### Records for this exercise

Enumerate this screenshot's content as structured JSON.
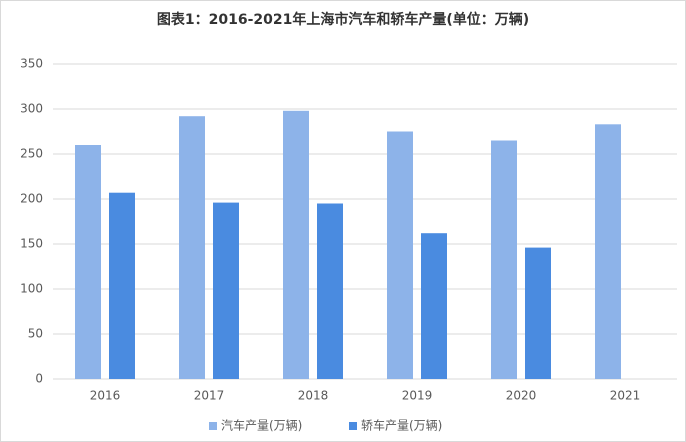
{
  "chart_data": {
    "type": "bar",
    "title": "图表1：2016-2021年上海市汽车和轿车产量(单位：万辆)",
    "categories": [
      "2016",
      "2017",
      "2018",
      "2019",
      "2020",
      "2021"
    ],
    "series": [
      {
        "name": "汽车产量(万辆)",
        "color": "#8db3e9",
        "values": [
          260,
          292,
          298,
          275,
          265,
          283
        ]
      },
      {
        "name": "轿车产量(万辆)",
        "color": "#4a8be0",
        "values": [
          207,
          196,
          195,
          162,
          146,
          null
        ]
      }
    ],
    "ylim": [
      0,
      350
    ],
    "yticks": [
      0,
      50,
      100,
      150,
      200,
      250,
      300,
      350
    ],
    "grid": true,
    "legend": "bottom"
  }
}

######

Go through the listing above and write it all out exactly, leaving out any picture.

== Written answer ==
Enumerate this screenshot's content as structured JSON.
{
  "chart_data": {
    "type": "bar",
    "title": "图表1：2016-2021年上海市汽车和轿车产量(单位：万辆)",
    "categories": [
      "2016",
      "2017",
      "2018",
      "2019",
      "2020",
      "2021"
    ],
    "series": [
      {
        "name": "汽车产量(万辆)",
        "color": "#8db3e9",
        "values": [
          260,
          292,
          298,
          275,
          265,
          283
        ]
      },
      {
        "name": "轿车产量(万辆)",
        "color": "#4a8be0",
        "values": [
          207,
          196,
          195,
          162,
          146,
          null
        ]
      }
    ],
    "ylim": [
      0,
      350
    ],
    "yticks": [
      0,
      50,
      100,
      150,
      200,
      250,
      300,
      350
    ],
    "grid": true,
    "legend": "bottom"
  }
}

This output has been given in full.